■ STATED TASK
Drop every picture and give the entries back exactly.

■ LISTING
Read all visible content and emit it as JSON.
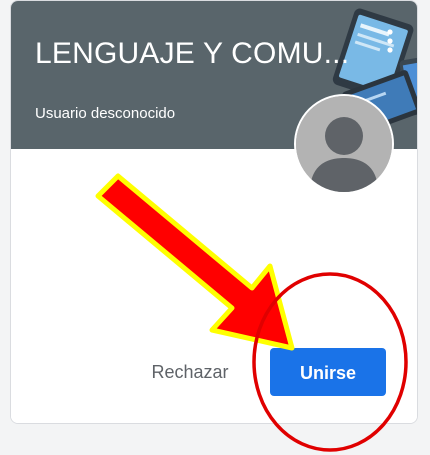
{
  "card": {
    "title": "LENGUAJE Y COMU...",
    "owner": "Usuario desconocido",
    "banner_color": "#59656b",
    "avatar_icon": "person-placeholder-icon",
    "menu_icon": "more-vert-icon"
  },
  "actions": {
    "reject_label": "Rechazar",
    "join_label": "Unirse",
    "join_color": "#1a73e8"
  },
  "annotation": {
    "arrow_color": "#ff0000",
    "arrow_outline": "#ffff00",
    "circle_color": "#e00000"
  }
}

■ RIGHT ANSWER
Read all visible content and emit it as JSON.
{
  "card": {
    "title": "LENGUAJE Y COMU...",
    "owner": "Usuario desconocido",
    "banner_color": "#59656b",
    "avatar_icon": "person-placeholder-icon",
    "menu_icon": "more-vert-icon"
  },
  "actions": {
    "reject_label": "Rechazar",
    "join_label": "Unirse",
    "join_color": "#1a73e8"
  },
  "annotation": {
    "arrow_color": "#ff0000",
    "arrow_outline": "#ffff00",
    "circle_color": "#e00000"
  }
}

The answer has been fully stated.